[Begin]

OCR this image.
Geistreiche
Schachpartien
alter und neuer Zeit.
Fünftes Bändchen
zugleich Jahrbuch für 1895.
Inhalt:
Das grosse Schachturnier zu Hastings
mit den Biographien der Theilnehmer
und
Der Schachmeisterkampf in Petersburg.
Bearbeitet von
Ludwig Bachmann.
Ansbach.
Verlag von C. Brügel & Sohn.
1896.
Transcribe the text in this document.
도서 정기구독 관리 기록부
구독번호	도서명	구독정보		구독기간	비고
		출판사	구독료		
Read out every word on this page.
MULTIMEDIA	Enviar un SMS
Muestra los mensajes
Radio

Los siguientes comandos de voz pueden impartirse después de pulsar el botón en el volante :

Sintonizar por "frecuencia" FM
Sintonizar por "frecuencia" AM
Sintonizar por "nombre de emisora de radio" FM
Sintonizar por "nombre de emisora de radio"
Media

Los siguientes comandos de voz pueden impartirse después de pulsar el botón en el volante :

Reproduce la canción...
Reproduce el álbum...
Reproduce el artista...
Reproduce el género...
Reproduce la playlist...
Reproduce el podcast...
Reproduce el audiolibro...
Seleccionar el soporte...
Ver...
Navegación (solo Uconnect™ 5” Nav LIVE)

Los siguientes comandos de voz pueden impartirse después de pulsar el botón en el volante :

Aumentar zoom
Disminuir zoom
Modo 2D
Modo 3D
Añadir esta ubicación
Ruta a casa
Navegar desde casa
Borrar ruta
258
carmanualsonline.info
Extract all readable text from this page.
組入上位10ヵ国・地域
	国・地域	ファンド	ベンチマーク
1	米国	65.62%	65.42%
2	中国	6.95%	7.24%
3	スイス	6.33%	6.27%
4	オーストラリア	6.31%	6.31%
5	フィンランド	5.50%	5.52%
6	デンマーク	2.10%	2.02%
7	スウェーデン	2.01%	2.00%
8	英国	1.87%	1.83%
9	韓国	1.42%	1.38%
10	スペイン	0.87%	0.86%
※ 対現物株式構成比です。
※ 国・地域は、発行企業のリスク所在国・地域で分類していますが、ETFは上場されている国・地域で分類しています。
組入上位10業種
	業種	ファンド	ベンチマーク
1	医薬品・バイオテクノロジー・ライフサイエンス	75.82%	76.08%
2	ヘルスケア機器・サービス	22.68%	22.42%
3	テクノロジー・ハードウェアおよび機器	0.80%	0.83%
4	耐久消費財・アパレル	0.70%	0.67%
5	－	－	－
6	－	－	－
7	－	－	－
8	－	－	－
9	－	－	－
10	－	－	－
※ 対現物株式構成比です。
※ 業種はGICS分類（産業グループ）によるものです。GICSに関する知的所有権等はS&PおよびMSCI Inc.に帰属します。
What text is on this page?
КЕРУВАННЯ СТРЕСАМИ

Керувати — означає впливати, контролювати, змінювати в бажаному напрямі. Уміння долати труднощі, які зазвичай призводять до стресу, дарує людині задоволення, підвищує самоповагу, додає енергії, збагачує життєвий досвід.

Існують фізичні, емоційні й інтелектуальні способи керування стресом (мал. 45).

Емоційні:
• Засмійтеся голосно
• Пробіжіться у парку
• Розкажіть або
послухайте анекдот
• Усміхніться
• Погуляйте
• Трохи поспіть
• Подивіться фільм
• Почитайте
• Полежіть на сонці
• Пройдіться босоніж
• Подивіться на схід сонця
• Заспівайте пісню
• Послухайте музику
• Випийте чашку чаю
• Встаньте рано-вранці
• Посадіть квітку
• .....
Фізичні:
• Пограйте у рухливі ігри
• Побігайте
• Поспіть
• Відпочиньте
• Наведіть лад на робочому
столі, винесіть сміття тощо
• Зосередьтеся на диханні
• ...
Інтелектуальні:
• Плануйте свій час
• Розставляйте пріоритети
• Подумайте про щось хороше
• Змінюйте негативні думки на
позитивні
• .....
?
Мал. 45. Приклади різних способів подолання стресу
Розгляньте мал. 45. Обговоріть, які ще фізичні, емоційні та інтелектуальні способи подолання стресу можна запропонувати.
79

[End]

[Task directions]: Print again each line of the listing above, exactly as it appears.

[Solved exercise]:
OCR this image.
Geistreiche
Schachpartien
alter und neuer Zeit.
Fünftes Bändchen
zugleich Jahrbuch für 1895.
Inhalt:
Das grosse Schachturnier zu Hastings
mit den Biographien der Theilnehmer
und
Der Schachmeisterkampf in Petersburg.
Bearbeitet von
Ludwig Bachmann.
Ansbach.
Verlag von C. Brügel & Sohn.
1896.
Transcribe the text in this document.
도서 정기구독 관리 기록부
구독번호	도서명	구독정보		구독기간	비고
		출판사	구독료		
Read out every word on this page.
MULTIMEDIA	Enviar un SMS
Muestra los mensajes
Radio

Los siguientes comandos de voz pueden impartirse después de pulsar el botón en el volante :

Sintonizar por "frecuencia" FM
Sintonizar por "frecuencia" AM
Sintonizar por "nombre de emisora de radio" FM
Sintonizar por "nombre de emisora de radio"
Media

Los siguientes comandos de voz pueden impartirse después de pulsar el botón en el volante :

Reproduce la canción...
Reproduce el álbum...
Reproduce el artista...
Reproduce el género...
Reproduce la playlist...
Reproduce el podcast...
Reproduce el audiolibro...
Seleccionar el soporte...
Ver...
Navegación (solo Uconnect™ 5” Nav LIVE)

Los siguientes comandos de voz pueden impartirse después de pulsar el botón en el volante :

Aumentar zoom
Disminuir zoom
Modo 2D
Modo 3D
Añadir esta ubicación
Ruta a casa
Navegar desde casa
Borrar ruta
258
carmanualsonline.info
Extract all readable text from this page.
組入上位10ヵ国・地域
	国・地域	ファンド	ベンチマーク
1	米国	65.62%	65.42%
2	中国	6.95%	7.24%
3	スイス	6.33%	6.27%
4	オーストラリア	6.31%	6.31%
5	フィンランド	5.50%	5.52%
6	デンマーク	2.10%	2.02%
7	スウェーデン	2.01%	2.00%
8	英国	1.87%	1.83%
9	韓国	1.42%	1.38%
10	スペイン	0.87%	0.86%
※ 対現物株式構成比です。
※ 国・地域は、発行企業のリスク所在国・地域で分類していますが、ETFは上場されている国・地域で分類しています。
組入上位10業種
	業種	ファンド	ベンチマーク
1	医薬品・バイオテクノロジー・ライフサイエンス	75.82%	76.08%
2	ヘルスケア機器・サービス	22.68%	22.42%
3	テクノロジー・ハードウェアおよび機器	0.80%	0.83%
4	耐久消費財・アパレル	0.70%	0.67%
5	－	－	－
6	－	－	－
7	－	－	－
8	－	－	－
9	－	－	－
10	－	－	－
※ 対現物株式構成比です。
※ 業種はGICS分類（産業グループ）によるものです。GICSに関する知的所有権等はS&PおよびMSCI Inc.に帰属します。
What text is on this page?
КЕРУВАННЯ СТРЕСАМИ

Керувати — означає впливати, контролювати, змінювати в бажаному напрямі. Уміння долати труднощі, які зазвичай призводять до стресу, дарує людині задоволення, підвищує самоповагу, додає енергії, збагачує життєвий досвід.

Існують фізичні, емоційні й інтелектуальні способи керування стресом (мал. 45).

Емоційні:
• Засмійтеся голосно
• Пробіжіться у парку
• Розкажіть або
послухайте анекдот
• Усміхніться
• Погуляйте
• Трохи поспіть
• Подивіться фільм
• Почитайте
• Полежіть на сонці
• Пройдіться босоніж
• Подивіться на схід сонця
• Заспівайте пісню
• Послухайте музику
• Випийте чашку чаю
• Встаньте рано-вранці
• Посадіть квітку
• .....
Фізичні:
• Пограйте у рухливі ігри
• Побігайте
• Поспіть
• Відпочиньте
• Наведіть лад на робочому
столі, винесіть сміття тощо
• Зосередьтеся на диханні
• ...
Інтелектуальні:
• Плануйте свій час
• Розставляйте пріоритети
• Подумайте про щось хороше
• Змінюйте негативні думки на
позитивні
• .....
?
Мал. 45. Приклади різних способів подолання стресу
Розгляньте мал. 45. Обговоріть, які ще фізичні, емоційні та інтелектуальні способи подолання стресу можна запропонувати.
79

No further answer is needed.